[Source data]
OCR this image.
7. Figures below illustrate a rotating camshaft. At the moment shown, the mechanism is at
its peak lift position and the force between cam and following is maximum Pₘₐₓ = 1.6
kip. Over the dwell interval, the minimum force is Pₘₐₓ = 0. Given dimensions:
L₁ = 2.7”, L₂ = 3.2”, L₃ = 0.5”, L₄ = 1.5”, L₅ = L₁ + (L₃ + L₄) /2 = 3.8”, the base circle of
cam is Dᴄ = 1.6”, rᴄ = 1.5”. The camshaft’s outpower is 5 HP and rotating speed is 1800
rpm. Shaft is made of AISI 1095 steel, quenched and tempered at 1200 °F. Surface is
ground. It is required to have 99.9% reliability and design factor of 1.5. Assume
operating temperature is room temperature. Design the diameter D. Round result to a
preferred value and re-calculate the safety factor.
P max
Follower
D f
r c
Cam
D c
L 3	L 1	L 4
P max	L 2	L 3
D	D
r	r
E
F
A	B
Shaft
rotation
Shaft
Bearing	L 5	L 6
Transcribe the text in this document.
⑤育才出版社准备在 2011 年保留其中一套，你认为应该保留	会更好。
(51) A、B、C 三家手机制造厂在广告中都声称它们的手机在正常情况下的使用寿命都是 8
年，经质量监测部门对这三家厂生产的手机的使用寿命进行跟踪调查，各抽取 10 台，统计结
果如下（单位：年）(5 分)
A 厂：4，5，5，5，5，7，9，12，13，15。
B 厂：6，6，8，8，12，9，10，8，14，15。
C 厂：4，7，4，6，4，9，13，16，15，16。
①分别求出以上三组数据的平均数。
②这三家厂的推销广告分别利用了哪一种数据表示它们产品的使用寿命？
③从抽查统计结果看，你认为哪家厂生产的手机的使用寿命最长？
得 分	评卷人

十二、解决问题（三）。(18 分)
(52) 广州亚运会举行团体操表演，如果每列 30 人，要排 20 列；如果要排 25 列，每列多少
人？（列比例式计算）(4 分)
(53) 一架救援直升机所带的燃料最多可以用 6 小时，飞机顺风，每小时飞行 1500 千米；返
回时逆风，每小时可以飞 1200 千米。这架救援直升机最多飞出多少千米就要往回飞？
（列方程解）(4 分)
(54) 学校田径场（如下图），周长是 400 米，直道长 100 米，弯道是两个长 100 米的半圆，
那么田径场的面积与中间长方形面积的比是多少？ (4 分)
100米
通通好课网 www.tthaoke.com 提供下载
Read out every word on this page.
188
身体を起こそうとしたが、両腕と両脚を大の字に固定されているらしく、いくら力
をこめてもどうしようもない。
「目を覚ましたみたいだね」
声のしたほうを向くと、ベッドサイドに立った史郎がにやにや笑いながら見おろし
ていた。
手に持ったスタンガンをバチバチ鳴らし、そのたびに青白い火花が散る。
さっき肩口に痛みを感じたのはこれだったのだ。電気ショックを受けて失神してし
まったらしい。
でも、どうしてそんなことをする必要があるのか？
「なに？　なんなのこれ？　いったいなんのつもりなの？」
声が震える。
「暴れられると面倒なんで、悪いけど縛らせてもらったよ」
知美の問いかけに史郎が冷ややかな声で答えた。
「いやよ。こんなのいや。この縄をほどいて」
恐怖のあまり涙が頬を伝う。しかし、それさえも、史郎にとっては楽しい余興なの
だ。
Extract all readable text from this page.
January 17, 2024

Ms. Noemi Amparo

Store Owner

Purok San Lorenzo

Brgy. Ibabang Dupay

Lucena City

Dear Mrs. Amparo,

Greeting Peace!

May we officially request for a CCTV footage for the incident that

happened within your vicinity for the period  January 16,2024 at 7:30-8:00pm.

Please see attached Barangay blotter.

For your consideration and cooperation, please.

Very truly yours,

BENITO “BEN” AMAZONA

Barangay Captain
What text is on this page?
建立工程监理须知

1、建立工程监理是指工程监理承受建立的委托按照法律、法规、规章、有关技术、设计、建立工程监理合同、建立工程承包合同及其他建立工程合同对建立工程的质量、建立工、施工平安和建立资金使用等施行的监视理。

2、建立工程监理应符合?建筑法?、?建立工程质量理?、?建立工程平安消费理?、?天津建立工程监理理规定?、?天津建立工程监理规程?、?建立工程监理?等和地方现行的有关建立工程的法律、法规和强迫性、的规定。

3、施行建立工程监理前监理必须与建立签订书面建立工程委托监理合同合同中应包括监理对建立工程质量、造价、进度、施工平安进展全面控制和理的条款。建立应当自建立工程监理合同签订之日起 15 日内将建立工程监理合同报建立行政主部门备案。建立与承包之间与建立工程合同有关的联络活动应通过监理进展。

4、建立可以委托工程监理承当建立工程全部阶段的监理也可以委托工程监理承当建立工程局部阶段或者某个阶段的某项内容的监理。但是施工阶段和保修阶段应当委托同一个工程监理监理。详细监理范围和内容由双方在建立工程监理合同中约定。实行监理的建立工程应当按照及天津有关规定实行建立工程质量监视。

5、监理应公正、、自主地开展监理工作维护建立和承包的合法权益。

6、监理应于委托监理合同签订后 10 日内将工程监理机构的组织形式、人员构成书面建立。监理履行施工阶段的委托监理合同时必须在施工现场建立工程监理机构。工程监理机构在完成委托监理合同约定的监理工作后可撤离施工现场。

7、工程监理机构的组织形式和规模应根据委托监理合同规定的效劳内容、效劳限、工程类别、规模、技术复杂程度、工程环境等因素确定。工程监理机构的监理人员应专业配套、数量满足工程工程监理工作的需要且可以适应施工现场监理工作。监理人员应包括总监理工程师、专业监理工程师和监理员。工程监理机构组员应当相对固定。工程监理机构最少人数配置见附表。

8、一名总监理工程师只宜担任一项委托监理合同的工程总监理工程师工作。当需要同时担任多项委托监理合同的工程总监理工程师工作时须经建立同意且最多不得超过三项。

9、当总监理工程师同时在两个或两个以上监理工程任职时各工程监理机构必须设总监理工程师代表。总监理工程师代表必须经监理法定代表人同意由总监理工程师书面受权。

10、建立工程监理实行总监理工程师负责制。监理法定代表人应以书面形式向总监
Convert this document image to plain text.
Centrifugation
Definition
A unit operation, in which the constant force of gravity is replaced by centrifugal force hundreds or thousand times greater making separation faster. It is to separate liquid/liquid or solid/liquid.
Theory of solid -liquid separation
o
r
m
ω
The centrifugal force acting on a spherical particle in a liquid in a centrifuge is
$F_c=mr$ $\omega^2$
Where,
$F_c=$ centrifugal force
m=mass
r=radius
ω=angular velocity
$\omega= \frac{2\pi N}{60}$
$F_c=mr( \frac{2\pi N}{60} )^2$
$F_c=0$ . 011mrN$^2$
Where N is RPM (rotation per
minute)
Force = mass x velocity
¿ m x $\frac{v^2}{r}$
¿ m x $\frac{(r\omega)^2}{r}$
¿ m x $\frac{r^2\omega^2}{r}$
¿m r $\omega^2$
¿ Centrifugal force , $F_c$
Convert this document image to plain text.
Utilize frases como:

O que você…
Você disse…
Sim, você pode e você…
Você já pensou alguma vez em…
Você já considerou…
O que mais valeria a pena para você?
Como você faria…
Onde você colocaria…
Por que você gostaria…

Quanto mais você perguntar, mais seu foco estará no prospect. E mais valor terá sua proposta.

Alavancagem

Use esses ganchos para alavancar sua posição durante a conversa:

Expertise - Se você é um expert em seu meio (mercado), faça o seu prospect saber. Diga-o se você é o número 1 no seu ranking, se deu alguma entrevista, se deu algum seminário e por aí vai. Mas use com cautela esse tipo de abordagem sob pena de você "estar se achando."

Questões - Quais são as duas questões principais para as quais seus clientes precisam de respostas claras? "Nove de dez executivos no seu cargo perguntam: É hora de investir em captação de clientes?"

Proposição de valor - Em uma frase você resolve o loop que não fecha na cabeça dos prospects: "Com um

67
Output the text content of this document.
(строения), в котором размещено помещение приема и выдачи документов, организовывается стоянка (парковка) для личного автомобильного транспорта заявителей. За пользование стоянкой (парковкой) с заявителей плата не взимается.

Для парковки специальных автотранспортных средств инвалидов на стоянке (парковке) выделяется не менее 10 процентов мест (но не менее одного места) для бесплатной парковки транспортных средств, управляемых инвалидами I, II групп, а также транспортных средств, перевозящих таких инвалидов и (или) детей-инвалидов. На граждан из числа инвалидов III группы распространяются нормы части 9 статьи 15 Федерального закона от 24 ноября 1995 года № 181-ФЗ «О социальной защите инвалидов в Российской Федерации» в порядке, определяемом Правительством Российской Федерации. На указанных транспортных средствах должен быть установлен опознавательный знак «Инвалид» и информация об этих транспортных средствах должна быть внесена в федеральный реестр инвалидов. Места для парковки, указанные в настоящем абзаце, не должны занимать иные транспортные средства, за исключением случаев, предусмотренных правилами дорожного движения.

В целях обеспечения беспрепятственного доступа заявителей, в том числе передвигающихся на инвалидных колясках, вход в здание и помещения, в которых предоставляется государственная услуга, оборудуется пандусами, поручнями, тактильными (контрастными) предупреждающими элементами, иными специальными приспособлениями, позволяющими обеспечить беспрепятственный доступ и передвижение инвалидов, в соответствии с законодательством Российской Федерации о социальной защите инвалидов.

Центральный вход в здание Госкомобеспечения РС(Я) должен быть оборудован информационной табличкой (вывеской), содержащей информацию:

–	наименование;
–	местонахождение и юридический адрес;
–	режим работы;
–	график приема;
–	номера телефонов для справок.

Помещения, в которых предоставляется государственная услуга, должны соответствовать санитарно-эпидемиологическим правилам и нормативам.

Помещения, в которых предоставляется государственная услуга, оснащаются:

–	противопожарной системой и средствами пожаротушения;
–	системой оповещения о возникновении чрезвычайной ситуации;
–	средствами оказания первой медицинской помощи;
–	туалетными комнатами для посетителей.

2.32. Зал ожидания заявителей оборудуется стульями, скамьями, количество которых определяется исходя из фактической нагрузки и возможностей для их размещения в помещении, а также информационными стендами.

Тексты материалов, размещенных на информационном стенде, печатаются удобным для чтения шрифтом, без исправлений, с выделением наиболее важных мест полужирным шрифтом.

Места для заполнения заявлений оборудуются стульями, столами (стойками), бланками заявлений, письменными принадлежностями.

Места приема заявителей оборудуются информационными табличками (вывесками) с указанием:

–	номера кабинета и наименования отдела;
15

* **PROBLEM REQUIREMENTS**:
Copy out every line where the word "оборудуются" occurs.

* **THE RESULT**:
Места для заполнения заявлений оборудуются стульями, столами (стойками), бланками заявлений, письменными принадлежностями.
Места приема заявителей оборудуются информационными табличками (вывесками) с указанием:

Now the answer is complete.